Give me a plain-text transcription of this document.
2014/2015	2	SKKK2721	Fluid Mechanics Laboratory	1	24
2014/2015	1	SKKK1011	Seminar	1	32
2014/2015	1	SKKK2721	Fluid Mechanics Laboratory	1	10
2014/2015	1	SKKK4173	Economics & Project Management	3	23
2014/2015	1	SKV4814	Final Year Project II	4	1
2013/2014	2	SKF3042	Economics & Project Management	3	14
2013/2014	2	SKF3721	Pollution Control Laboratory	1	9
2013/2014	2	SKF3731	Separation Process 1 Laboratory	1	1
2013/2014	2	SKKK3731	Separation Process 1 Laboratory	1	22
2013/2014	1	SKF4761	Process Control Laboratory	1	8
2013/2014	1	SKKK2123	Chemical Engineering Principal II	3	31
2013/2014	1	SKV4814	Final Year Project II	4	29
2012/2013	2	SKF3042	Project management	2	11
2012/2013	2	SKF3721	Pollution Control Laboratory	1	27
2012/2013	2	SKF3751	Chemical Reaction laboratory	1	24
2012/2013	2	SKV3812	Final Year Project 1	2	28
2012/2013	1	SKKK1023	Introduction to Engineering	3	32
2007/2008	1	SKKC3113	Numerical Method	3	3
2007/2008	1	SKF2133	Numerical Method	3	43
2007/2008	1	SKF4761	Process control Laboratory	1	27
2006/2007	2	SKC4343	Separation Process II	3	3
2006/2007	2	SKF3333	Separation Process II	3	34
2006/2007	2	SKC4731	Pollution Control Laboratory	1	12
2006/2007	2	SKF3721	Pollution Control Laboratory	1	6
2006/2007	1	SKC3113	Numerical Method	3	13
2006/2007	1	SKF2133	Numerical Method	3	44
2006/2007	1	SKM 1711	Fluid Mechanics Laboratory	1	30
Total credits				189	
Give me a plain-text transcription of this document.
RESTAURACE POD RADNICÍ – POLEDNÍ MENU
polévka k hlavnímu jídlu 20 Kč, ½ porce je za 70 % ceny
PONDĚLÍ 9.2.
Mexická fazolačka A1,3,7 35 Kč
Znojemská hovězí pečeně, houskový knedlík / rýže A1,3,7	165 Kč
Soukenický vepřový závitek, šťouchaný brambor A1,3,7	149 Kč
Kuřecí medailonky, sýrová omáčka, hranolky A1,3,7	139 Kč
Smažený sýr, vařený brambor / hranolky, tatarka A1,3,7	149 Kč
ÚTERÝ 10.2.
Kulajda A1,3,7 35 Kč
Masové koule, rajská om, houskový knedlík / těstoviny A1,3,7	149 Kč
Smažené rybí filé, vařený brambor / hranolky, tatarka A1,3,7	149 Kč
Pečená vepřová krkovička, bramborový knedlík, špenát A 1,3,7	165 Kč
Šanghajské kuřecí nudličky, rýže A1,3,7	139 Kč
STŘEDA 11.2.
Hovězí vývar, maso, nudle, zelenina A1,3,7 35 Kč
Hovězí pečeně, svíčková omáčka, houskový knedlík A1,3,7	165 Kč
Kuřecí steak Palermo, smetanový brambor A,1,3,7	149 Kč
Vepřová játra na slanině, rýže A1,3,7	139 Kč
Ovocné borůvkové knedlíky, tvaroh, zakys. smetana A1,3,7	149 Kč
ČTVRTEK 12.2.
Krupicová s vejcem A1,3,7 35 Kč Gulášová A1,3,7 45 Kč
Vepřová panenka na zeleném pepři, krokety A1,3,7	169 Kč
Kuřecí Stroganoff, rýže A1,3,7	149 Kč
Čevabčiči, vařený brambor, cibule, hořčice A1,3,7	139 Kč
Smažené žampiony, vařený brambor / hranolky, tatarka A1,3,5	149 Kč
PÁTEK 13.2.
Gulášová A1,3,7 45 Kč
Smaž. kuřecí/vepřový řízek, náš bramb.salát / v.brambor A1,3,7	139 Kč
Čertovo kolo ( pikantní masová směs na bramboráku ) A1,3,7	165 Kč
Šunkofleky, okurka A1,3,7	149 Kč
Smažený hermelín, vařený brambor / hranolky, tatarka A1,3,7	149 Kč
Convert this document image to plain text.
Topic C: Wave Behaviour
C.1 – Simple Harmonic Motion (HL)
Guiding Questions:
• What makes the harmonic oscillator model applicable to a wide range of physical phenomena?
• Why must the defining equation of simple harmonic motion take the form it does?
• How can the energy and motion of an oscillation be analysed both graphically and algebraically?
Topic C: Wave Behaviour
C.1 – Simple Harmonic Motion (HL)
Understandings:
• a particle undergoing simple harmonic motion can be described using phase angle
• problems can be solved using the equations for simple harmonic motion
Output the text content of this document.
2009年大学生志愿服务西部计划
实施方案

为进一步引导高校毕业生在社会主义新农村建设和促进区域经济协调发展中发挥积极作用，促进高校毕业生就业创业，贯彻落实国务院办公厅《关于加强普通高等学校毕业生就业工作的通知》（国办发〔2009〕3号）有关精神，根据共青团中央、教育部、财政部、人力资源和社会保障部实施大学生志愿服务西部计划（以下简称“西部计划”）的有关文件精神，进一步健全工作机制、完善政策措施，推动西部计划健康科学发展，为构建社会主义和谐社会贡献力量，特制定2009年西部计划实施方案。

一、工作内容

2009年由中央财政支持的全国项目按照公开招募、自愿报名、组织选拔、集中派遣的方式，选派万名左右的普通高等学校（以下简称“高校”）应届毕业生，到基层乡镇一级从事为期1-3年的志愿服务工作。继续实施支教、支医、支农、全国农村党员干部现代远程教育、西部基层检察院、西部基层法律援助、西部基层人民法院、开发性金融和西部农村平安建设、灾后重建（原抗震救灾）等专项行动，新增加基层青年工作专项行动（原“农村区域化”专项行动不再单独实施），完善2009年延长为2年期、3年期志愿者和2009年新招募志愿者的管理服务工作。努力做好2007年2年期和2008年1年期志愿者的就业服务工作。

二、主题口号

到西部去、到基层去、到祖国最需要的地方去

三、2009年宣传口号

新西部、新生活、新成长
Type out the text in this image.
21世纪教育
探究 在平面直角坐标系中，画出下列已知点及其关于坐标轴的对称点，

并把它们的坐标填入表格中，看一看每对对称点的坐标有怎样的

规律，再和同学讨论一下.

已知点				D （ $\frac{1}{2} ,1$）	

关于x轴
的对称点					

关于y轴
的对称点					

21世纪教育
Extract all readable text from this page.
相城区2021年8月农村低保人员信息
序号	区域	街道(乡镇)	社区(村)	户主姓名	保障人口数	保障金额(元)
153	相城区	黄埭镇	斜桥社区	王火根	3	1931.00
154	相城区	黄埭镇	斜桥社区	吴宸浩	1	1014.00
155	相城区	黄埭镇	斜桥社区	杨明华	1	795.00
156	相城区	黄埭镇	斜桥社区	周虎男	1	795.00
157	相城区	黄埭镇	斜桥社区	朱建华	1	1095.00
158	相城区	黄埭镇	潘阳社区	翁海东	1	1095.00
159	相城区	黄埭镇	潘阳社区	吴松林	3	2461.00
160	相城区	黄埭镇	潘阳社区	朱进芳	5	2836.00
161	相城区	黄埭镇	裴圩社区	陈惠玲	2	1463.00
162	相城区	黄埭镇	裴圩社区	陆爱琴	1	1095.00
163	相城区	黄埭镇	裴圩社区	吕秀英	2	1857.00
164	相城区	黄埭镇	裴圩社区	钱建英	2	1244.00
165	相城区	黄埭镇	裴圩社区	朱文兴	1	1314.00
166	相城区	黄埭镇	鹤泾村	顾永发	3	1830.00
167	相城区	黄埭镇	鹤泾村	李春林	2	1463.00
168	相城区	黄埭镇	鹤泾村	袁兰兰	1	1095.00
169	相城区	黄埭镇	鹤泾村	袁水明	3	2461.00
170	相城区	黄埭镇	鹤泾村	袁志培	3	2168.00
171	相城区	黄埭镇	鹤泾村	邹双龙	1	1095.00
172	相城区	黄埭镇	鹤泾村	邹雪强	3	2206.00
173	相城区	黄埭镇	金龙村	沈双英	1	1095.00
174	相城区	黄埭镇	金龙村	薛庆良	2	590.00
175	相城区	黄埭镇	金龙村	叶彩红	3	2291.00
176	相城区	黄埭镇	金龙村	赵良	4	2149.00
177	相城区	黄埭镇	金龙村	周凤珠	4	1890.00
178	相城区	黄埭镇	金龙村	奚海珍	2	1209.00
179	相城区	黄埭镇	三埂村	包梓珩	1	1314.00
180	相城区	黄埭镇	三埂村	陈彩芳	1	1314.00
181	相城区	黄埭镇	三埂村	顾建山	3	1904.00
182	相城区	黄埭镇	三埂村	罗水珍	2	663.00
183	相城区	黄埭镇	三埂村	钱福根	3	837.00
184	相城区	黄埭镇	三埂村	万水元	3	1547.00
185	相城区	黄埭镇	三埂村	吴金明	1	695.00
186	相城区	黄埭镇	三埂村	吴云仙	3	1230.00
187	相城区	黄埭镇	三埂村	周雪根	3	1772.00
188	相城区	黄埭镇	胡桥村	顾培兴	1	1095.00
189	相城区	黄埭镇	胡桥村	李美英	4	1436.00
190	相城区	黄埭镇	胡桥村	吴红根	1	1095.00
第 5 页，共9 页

——

Each line that holds the string "Year" counts once; give the total and nothing else.

--- Answer in full ---
3